■ **What to do**
Output the material below unchanged, apart from leaving out the pictures.

■ **Records shown**
· · ·

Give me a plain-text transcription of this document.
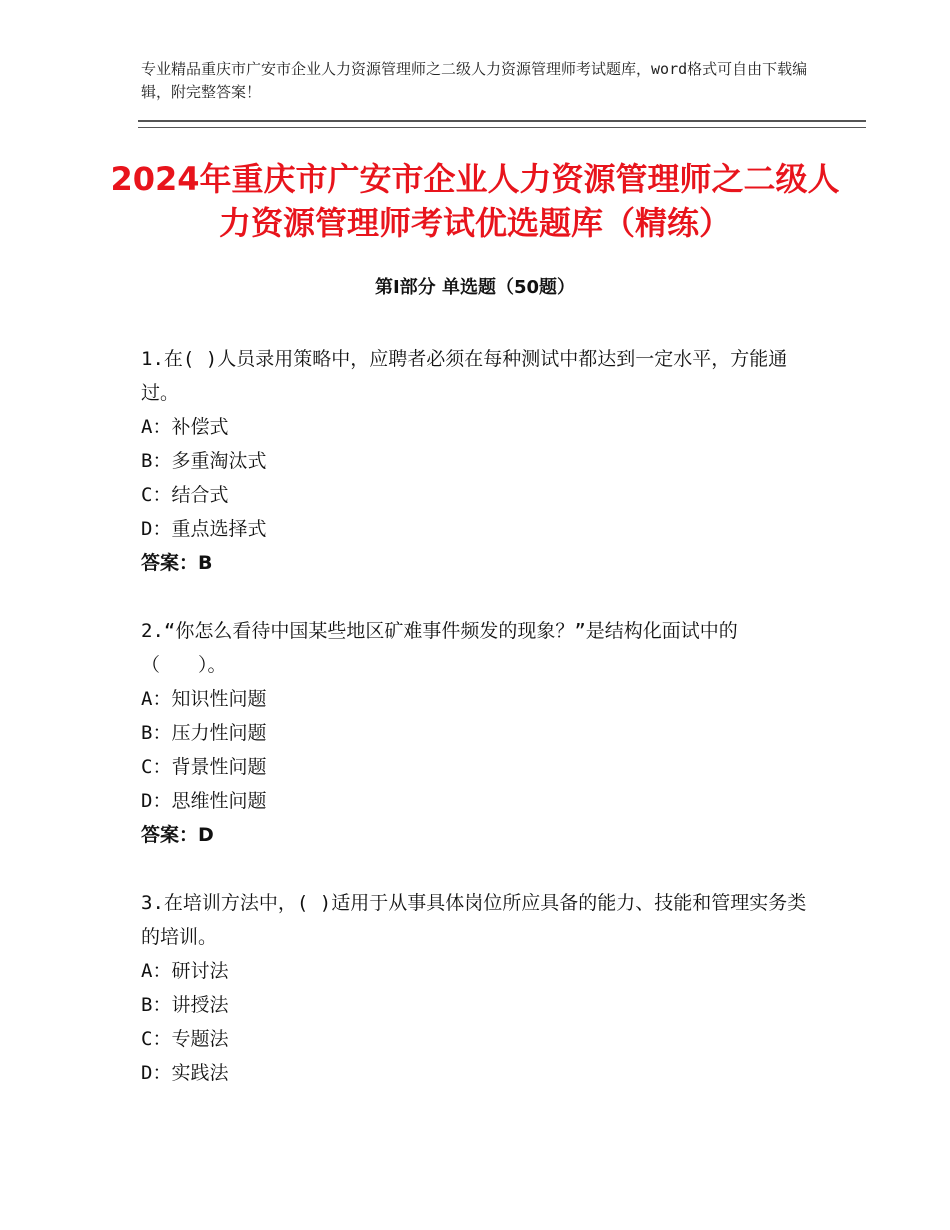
专业精品重庆市广安市企业人力资源管理师之二级人力资源管理师考试题库，word格式可自由下载编辑，附完整答案！
2024年重庆市广安市企业人力资源管理师之二级人力资源管理师考试优选题库（精练）
第Ⅰ部分 单选题（50题）

1.在( )人员录用策略中，应聘者必须在每种测试中都达到一定水平，方能通过。

A：补偿式

B：多重淘汰式

C：结合式

D：重点选择式

答案：B

2.“你怎么看待中国某些地区矿难事件频发的现象？”是结构化面试中的（　　）。

A：知识性问题

B：压力性问题

C：背景性问题

D：思维性问题

答案：D

3.在培训方法中，( )适用于从事具体岗位所应具备的能力、技能和管理实务类的培训。

A：研讨法

B：讲授法

C：专题法

D：实践法
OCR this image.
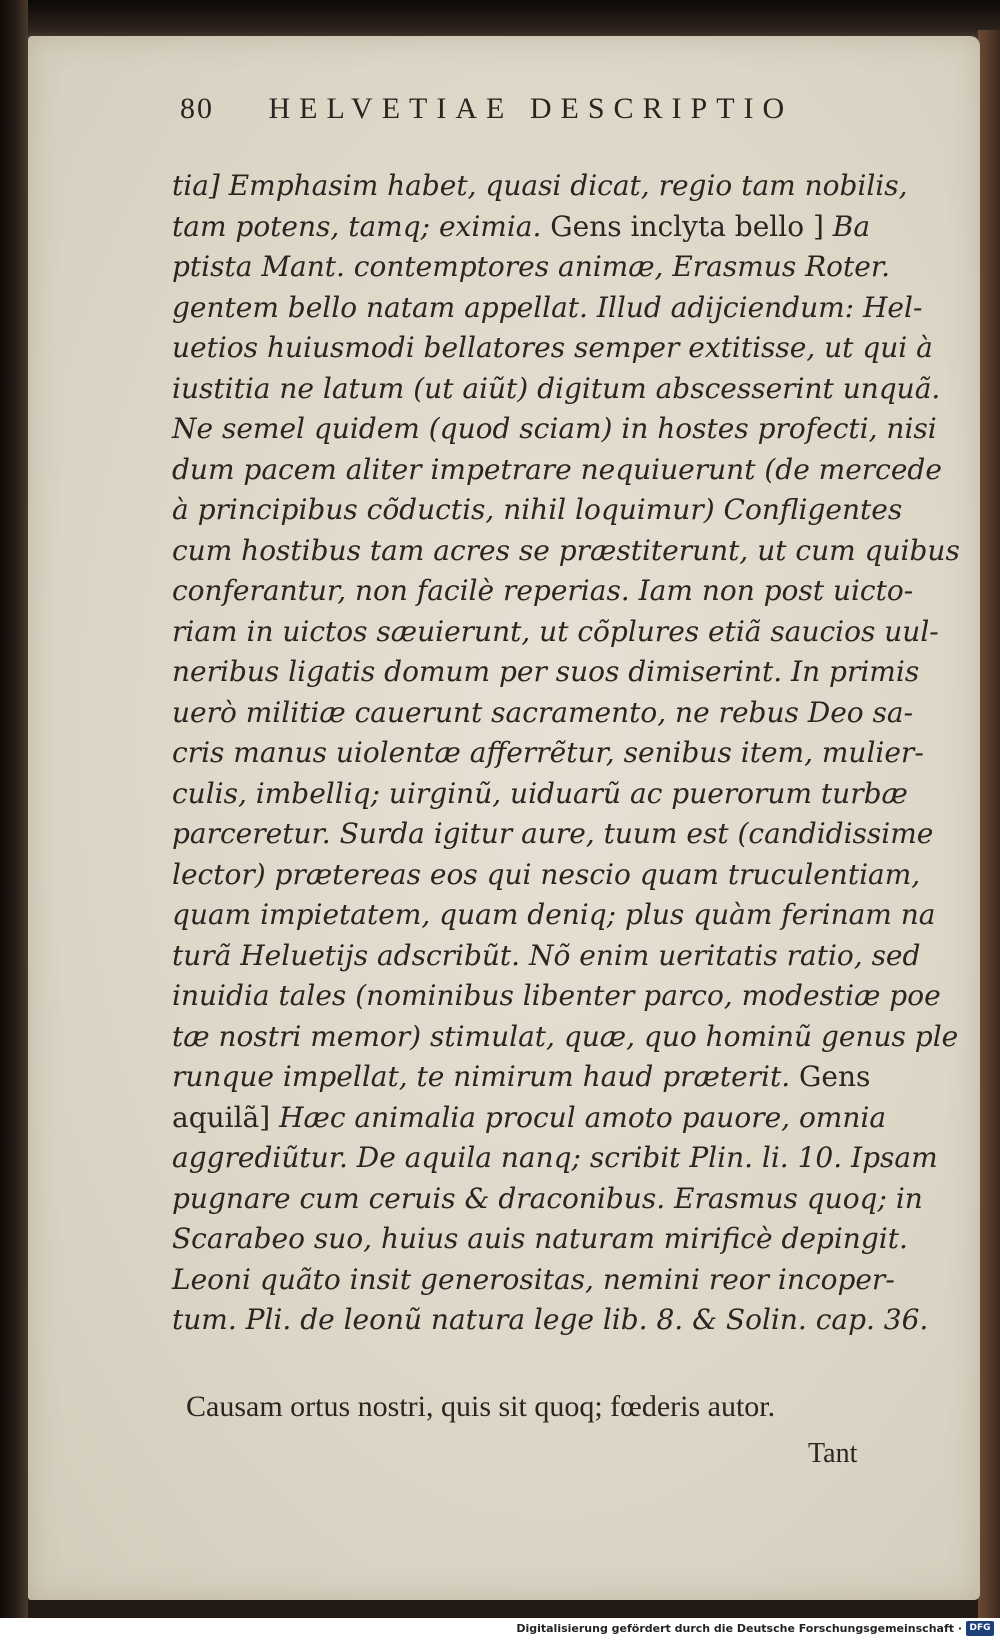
80 HELVETIAE DESCRIPTIO
tia] Emphasim habet, quasi dicat, regio tam nobilis,
tam potens, tamq; eximia. Gens inclyta bello ] Ba
ptista Mant. contemptores animæ, Erasmus Roter.
gentem bello natam appellat. Illud adijciendum: Hel-
uetios huiusmodi bellatores semper extitisse, ut qui à
iustitia ne latum (ut aiũt) digitum abscesserint unquã.
Ne semel quidem (quod sciam) in hostes profecti, nisi
dum pacem aliter impetrare nequiuerunt (de mercede
à principibus cõductis, nihil loquimur) Confligentes
cum hostibus tam acres se præstiterunt, ut cum quibus
conferantur, non facilè reperias. Iam non post uicto-
riam in uictos sæuierunt, ut cõplures etiã saucios uul-
neribus ligatis domum per suos dimiserint. In primis
uerò militiæ cauerunt sacramento, ne rebus Deo sa-
cris manus uiolentæ afferrẽtur, senibus item, mulier-
culis, imbelliq; uirginũ, uiduarũ ac puerorum turbæ
parceretur. Surda igitur aure, tuum est (candidissime
lector) prætereas eos qui nescio quam truculentiam,
quam impietatem, quam deniq; plus quàm ferinam na
turã Heluetijs adscribũt. Nõ enim ueritatis ratio, sed
inuidia tales (nominibus libenter parco, modestiæ poe
tæ nostri memor) stimulat, quæ, quo hominũ genus ple
runque impellat, te nimirum haud præterit. Gens
aquilã] Hæc animalia procul amoto pauore, omnia
aggrediũtur. De aquila nanq; scribit Plin. li. 10. Ipsam
pugnare cum ceruis & draconibus. Erasmus quoq; in
Scarabeo suo, huius auis naturam mirificè depingit.
Leoni quãto insit generositas, nemini reor incoper-
tum. Pli. de leonũ natura lege lib. 8. & Solin. cap. 36.
Causam ortus nostri, quis sit quoq; fœderis autor.
Tant
Digitalisierung gefördert durch die Deutsche Forschungsgemeinschaft · DFG
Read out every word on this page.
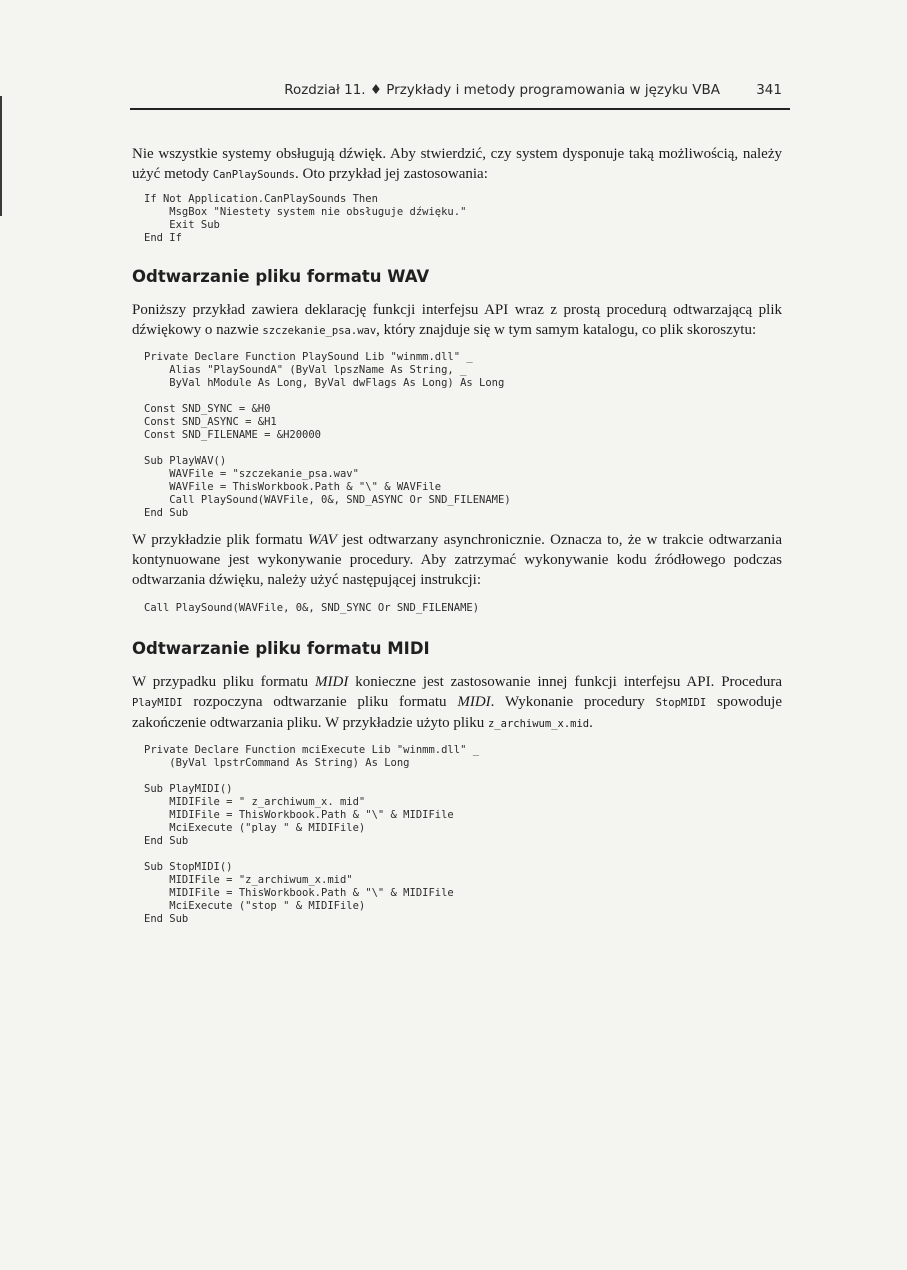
Rozdział 11. ♦ Przykłady i metody programowania w języku VBA	341

Nie wszystkie systemy obsługują dźwięk. Aby stwierdzić, czy system dysponuje taką możliwością, należy użyć metody CanPlaySounds. Oto przykład jej zastosowania:

If Not Application.CanPlaySounds Then
MsgBox "Niestety system nie obsługuje dźwięku."
Exit Sub
End If
Odtwarzanie pliku formatu WAV

Poniższy przykład zawiera deklarację funkcji interfejsu API wraz z prostą procedurą odtwarzającą plik dźwiękowy o nazwie szczekanie_psa.wav, który znajduje się w tym samym katalogu, co plik skoroszytu:

Private Declare Function PlaySound Lib "winmm.dll" _
Alias "PlaySoundA" (ByVal lpszName As String, _
ByVal hModule As Long, ByVal dwFlags As Long) As Long
Const SND_SYNC = &H0
Const SND_ASYNC = &H1
Const SND_FILENAME = &H20000
Sub PlayWAV()
WAVFile = "szczekanie_psa.wav"
WAVFile = ThisWorkbook.Path & "\" & WAVFile
Call PlaySound(WAVFile, 0&, SND_ASYNC Or SND_FILENAME)
End Sub

W przykładzie plik formatu WAV jest odtwarzany asynchronicznie. Oznacza to, że w trakcie odtwarzania kontynuowane jest wykonywanie procedury. Aby zatrzymać wykonywanie kodu źródłowego podczas odtwarzania dźwięku, należy użyć następującej instrukcji:

Call PlaySound(WAVFile, 0&, SND_SYNC Or SND_FILENAME)
Odtwarzanie pliku formatu MIDI

W przypadku pliku formatu MIDI konieczne jest zastosowanie innej funkcji interfejsu API. Procedura PlayMIDI rozpoczyna odtwarzanie pliku formatu MIDI. Wykonanie procedury StopMIDI spowoduje zakończenie odtwarzania pliku. W przykładzie użyto pliku z_archiwum_x.mid.

Private Declare Function mciExecute Lib "winmm.dll" _
(ByVal lpstrCommand As String) As Long
Sub PlayMIDI()
MIDIFile = " z_archiwum_x. mid"
MIDIFile = ThisWorkbook.Path & "\" & MIDIFile
MciExecute ("play " & MIDIFile)
End Sub
Sub StopMIDI()
MIDIFile = "z_archiwum_x.mid"
MIDIFile = ThisWorkbook.Path & "\" & MIDIFile
MciExecute ("stop " & MIDIFile)
End Sub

· · ·

■ **Exercise result**
Give me a plain-text transcription of this document.
专业精品重庆市广安市企业人力资源管理师之二级人力资源管理师考试题库，word格式可自由下载编辑，附完整答案！
2024年重庆市广安市企业人力资源管理师之二级人力资源管理师考试优选题库（精练）
第Ⅰ部分 单选题（50题）

1.在( )人员录用策略中，应聘者必须在每种测试中都达到一定水平，方能通过。

A：补偿式

B：多重淘汰式

C：结合式

D：重点选择式

答案：B

2.“你怎么看待中国某些地区矿难事件频发的现象？”是结构化面试中的（　　）。

A：知识性问题

B：压力性问题

C：背景性问题

D：思维性问题

答案：D

3.在培训方法中，( )适用于从事具体岗位所应具备的能力、技能和管理实务类的培训。

A：研讨法

B：讲授法

C：专题法

D：实践法
OCR this image.
80 HELVETIAE DESCRIPTIO
tia] Emphasim habet, quasi dicat, regio tam nobilis,
tam potens, tamq; eximia. Gens inclyta bello ] Ba
ptista Mant. contemptores animæ, Erasmus Roter.
gentem bello natam appellat. Illud adijciendum: Hel-
uetios huiusmodi bellatores semper extitisse, ut qui à
iustitia ne latum (ut aiũt) digitum abscesserint unquã.
Ne semel quidem (quod sciam) in hostes profecti, nisi
dum pacem aliter impetrare nequiuerunt (de mercede
à principibus cõductis, nihil loquimur) Confligentes
cum hostibus tam acres se præstiterunt, ut cum quibus
conferantur, non facilè reperias. Iam non post uicto-
riam in uictos sæuierunt, ut cõplures etiã saucios uul-
neribus ligatis domum per suos dimiserint. In primis
uerò militiæ cauerunt sacramento, ne rebus Deo sa-
cris manus uiolentæ afferrẽtur, senibus item, mulier-
culis, imbelliq; uirginũ, uiduarũ ac puerorum turbæ
parceretur. Surda igitur aure, tuum est (candidissime
lector) prætereas eos qui nescio quam truculentiam,
quam impietatem, quam deniq; plus quàm ferinam na
turã Heluetijs adscribũt. Nõ enim ueritatis ratio, sed
inuidia tales (nominibus libenter parco, modestiæ poe
tæ nostri memor) stimulat, quæ, quo hominũ genus ple
runque impellat, te nimirum haud præterit. Gens
aquilã] Hæc animalia procul amoto pauore, omnia
aggrediũtur. De aquila nanq; scribit Plin. li. 10. Ipsam
pugnare cum ceruis & draconibus. Erasmus quoq; in
Scarabeo suo, huius auis naturam mirificè depingit.
Leoni quãto insit generositas, nemini reor incoper-
tum. Pli. de leonũ natura lege lib. 8. & Solin. cap. 36.
Causam ortus nostri, quis sit quoq; fœderis autor.
Tant
Digitalisierung gefördert durch die Deutsche Forschungsgemeinschaft · DFG
Read out every word on this page.
Rozdział 11. ♦ Przykłady i metody programowania w języku VBA	341

Nie wszystkie systemy obsługują dźwięk. Aby stwierdzić, czy system dysponuje taką możliwością, należy użyć metody CanPlaySounds. Oto przykład jej zastosowania:

If Not Application.CanPlaySounds Then
MsgBox "Niestety system nie obsługuje dźwięku."
Exit Sub
End If
Odtwarzanie pliku formatu WAV

Poniższy przykład zawiera deklarację funkcji interfejsu API wraz z prostą procedurą odtwarzającą plik dźwiękowy o nazwie szczekanie_psa.wav, który znajduje się w tym samym katalogu, co plik skoroszytu:

Private Declare Function PlaySound Lib "winmm.dll" _
Alias "PlaySoundA" (ByVal lpszName As String, _
ByVal hModule As Long, ByVal dwFlags As Long) As Long
Const SND_SYNC = &H0
Const SND_ASYNC = &H1
Const SND_FILENAME = &H20000
Sub PlayWAV()
WAVFile = "szczekanie_psa.wav"
WAVFile = ThisWorkbook.Path & "\" & WAVFile
Call PlaySound(WAVFile, 0&, SND_ASYNC Or SND_FILENAME)
End Sub

W przykładzie plik formatu WAV jest odtwarzany asynchronicznie. Oznacza to, że w trakcie odtwarzania kontynuowane jest wykonywanie procedury. Aby zatrzymać wykonywanie kodu źródłowego podczas odtwarzania dźwięku, należy użyć następującej instrukcji:

Call PlaySound(WAVFile, 0&, SND_SYNC Or SND_FILENAME)
Odtwarzanie pliku formatu MIDI

W przypadku pliku formatu MIDI konieczne jest zastosowanie innej funkcji interfejsu API. Procedura PlayMIDI rozpoczyna odtwarzanie pliku formatu MIDI. Wykonanie procedury StopMIDI spowoduje zakończenie odtwarzania pliku. W przykładzie użyto pliku z_archiwum_x.mid.

Private Declare Function mciExecute Lib "winmm.dll" _
(ByVal lpstrCommand As String) As Long
Sub PlayMIDI()
MIDIFile = " z_archiwum_x. mid"
MIDIFile = ThisWorkbook.Path & "\" & MIDIFile
MciExecute ("play " & MIDIFile)
End Sub
Sub StopMIDI()
MIDIFile = "z_archiwum_x.mid"
MIDIFile = ThisWorkbook.Path & "\" & MIDIFile
MciExecute ("stop " & MIDIFile)
End Sub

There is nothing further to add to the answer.